-- Begin --
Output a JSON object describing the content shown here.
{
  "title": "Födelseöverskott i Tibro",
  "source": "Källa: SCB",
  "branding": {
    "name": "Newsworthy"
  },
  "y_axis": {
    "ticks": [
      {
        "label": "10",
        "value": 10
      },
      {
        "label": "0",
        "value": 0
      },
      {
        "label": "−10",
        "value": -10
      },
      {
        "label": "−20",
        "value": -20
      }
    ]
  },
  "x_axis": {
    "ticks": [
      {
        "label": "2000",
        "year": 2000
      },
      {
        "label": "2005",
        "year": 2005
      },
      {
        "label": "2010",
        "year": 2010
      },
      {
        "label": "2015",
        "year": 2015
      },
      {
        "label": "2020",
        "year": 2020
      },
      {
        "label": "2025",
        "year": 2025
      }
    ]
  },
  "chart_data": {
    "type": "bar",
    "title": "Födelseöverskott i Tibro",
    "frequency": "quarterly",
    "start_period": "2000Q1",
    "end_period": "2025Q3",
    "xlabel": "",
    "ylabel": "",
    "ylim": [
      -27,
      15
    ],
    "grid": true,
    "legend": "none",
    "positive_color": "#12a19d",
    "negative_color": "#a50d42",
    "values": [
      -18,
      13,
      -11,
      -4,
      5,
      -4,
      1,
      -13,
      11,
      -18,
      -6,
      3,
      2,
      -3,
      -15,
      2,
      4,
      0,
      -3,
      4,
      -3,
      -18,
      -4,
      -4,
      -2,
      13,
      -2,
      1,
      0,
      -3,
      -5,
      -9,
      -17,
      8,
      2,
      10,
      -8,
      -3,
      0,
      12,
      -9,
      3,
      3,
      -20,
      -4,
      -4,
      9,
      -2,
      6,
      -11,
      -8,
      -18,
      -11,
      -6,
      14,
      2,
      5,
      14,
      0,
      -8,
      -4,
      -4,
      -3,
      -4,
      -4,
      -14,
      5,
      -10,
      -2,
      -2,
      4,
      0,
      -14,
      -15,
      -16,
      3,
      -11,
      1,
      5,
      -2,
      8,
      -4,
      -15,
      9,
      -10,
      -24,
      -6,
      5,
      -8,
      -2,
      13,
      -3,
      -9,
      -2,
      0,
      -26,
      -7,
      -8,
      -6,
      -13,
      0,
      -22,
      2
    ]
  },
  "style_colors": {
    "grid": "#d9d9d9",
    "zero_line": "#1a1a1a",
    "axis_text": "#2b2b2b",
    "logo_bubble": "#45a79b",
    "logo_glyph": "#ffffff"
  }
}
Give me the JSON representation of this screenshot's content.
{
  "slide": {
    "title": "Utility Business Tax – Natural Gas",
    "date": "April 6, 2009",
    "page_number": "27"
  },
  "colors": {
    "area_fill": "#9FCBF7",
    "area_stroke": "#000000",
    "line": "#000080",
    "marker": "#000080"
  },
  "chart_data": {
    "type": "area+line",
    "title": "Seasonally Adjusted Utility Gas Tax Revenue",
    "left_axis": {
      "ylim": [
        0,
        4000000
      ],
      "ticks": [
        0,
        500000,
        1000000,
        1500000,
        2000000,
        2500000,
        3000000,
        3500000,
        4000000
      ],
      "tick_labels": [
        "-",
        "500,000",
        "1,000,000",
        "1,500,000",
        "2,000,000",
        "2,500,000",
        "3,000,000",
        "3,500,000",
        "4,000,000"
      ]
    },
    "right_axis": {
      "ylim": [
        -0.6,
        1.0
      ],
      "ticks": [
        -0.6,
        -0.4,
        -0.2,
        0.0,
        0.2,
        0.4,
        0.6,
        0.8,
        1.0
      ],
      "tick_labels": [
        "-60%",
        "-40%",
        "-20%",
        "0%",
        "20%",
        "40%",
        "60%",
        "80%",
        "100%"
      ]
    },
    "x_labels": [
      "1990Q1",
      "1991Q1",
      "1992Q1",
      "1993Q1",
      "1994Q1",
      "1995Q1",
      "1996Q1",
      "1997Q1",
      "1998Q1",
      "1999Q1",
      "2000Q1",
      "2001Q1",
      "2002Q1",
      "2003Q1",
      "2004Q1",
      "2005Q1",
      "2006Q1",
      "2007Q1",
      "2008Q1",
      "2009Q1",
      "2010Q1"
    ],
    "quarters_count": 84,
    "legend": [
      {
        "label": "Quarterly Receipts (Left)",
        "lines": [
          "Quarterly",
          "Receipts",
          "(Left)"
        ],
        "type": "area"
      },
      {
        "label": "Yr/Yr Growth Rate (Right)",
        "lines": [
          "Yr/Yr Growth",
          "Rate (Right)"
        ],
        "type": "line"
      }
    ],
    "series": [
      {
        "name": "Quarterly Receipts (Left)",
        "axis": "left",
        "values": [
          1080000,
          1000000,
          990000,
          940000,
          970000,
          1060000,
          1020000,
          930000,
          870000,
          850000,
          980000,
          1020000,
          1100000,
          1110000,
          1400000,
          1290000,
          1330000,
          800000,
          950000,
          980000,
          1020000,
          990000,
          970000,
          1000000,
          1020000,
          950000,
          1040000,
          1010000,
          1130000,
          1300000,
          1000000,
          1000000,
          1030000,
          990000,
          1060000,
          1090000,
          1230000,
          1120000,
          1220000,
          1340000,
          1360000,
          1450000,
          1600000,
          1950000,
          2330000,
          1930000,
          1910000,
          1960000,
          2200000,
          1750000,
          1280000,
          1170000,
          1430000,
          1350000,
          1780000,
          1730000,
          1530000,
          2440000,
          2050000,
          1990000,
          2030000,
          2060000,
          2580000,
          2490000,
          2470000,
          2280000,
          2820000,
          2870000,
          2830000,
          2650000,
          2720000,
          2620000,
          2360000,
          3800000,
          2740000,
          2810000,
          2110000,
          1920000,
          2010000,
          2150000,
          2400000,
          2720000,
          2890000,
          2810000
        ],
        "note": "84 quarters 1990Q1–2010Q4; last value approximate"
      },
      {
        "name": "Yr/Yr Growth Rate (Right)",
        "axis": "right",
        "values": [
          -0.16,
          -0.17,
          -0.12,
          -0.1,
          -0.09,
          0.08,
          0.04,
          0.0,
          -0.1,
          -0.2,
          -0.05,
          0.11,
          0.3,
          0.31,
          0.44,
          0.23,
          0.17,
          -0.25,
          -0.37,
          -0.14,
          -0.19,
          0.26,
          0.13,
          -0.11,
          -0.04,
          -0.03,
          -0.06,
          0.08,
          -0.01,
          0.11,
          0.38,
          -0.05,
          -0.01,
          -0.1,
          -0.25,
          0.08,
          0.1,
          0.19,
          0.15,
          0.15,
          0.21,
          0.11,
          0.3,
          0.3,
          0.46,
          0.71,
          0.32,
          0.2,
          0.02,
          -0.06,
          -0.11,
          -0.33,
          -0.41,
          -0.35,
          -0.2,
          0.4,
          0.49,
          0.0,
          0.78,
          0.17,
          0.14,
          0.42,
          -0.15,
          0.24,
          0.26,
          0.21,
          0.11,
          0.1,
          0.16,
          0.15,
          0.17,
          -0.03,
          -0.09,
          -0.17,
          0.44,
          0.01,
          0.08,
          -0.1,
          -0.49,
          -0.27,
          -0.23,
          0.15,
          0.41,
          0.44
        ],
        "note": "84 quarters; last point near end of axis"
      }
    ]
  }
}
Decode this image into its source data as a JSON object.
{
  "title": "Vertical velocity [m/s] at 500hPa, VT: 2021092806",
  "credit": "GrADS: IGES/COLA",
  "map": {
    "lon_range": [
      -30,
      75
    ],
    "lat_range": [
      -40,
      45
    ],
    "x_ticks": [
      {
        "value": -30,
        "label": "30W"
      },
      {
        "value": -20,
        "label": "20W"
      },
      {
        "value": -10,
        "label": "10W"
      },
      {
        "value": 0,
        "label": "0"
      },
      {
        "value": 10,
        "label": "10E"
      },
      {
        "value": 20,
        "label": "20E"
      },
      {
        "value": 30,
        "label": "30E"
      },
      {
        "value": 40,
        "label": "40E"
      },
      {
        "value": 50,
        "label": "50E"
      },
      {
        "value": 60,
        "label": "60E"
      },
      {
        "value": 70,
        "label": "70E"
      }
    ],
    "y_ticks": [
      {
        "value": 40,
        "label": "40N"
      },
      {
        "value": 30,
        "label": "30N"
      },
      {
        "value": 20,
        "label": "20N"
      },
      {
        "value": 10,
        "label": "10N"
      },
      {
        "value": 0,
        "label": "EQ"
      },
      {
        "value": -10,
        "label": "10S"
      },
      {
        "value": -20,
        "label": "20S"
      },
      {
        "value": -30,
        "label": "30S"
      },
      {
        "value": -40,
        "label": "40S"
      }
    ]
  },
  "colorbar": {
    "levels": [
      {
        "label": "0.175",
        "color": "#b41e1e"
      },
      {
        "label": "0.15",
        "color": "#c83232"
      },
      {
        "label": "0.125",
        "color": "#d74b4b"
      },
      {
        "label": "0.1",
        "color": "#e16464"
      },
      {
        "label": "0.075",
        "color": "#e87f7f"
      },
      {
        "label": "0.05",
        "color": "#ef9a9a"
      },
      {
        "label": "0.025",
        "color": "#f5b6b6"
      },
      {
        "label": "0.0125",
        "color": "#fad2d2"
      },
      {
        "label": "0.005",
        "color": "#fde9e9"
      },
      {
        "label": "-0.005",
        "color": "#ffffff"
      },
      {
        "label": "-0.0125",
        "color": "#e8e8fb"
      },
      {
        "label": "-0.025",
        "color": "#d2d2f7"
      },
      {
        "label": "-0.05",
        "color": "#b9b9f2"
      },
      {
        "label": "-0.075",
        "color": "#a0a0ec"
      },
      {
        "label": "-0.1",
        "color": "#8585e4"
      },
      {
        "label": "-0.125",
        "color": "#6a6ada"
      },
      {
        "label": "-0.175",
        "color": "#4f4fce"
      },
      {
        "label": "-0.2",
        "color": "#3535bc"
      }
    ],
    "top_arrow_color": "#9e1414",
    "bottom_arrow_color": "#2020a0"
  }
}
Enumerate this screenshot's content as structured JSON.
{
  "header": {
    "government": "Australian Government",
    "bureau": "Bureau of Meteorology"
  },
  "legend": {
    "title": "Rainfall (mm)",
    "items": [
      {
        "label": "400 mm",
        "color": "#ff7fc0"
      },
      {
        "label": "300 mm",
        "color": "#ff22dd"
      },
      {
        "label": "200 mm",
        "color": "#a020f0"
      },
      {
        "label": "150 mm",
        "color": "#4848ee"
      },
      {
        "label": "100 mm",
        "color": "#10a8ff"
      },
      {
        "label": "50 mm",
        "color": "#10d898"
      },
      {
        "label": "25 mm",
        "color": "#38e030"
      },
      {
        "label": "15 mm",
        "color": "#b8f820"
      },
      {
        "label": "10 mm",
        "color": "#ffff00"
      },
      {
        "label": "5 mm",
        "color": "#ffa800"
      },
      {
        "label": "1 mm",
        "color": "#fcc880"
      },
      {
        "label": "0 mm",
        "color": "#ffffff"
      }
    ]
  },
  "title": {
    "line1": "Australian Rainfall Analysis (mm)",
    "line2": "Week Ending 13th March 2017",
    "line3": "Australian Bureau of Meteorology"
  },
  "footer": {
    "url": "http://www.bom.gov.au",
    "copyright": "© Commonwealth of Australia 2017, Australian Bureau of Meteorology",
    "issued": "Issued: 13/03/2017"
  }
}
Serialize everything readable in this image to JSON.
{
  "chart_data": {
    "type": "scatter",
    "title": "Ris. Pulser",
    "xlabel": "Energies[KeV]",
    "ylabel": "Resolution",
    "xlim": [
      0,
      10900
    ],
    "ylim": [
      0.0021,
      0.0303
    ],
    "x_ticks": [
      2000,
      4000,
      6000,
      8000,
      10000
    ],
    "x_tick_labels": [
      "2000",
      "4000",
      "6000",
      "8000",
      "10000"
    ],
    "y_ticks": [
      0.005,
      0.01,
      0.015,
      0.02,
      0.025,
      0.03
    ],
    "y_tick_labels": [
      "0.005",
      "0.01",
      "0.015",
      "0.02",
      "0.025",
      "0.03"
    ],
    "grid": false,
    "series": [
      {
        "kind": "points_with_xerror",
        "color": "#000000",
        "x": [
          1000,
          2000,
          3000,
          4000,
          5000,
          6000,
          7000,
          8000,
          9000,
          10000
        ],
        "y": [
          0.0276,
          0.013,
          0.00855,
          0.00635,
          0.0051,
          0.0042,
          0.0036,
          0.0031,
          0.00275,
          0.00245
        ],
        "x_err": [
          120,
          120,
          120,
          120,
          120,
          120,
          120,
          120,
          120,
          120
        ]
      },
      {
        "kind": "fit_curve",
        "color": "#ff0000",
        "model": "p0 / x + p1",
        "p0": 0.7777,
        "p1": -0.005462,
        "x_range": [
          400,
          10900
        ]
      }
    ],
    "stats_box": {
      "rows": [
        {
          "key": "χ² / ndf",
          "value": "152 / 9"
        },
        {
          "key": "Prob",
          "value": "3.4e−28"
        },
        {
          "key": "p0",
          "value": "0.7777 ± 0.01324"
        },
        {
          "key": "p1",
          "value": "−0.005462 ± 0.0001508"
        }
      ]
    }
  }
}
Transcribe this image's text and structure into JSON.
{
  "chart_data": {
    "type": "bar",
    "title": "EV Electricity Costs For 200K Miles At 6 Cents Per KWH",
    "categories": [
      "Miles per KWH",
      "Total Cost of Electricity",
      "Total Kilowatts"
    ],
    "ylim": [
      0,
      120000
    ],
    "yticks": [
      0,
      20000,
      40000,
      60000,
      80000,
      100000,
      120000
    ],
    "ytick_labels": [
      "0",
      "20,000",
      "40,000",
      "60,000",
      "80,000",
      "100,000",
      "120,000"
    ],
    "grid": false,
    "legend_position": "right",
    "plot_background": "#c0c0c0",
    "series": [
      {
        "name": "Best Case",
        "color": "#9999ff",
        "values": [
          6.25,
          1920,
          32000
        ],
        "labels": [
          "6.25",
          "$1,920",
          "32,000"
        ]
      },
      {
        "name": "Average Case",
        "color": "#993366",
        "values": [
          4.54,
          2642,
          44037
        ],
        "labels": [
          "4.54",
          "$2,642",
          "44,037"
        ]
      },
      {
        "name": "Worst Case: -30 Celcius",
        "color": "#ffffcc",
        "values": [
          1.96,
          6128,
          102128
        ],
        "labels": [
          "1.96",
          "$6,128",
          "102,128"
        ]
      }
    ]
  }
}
-- End --
§ **WHAT NEEDS TO BE DONE**
Filter lines by "Födelseöverskott" and return each hit.

§ **SOLUTION**
  "title": "Födelseöverskott i Tibro",
    "title": "Födelseöverskott i Tibro",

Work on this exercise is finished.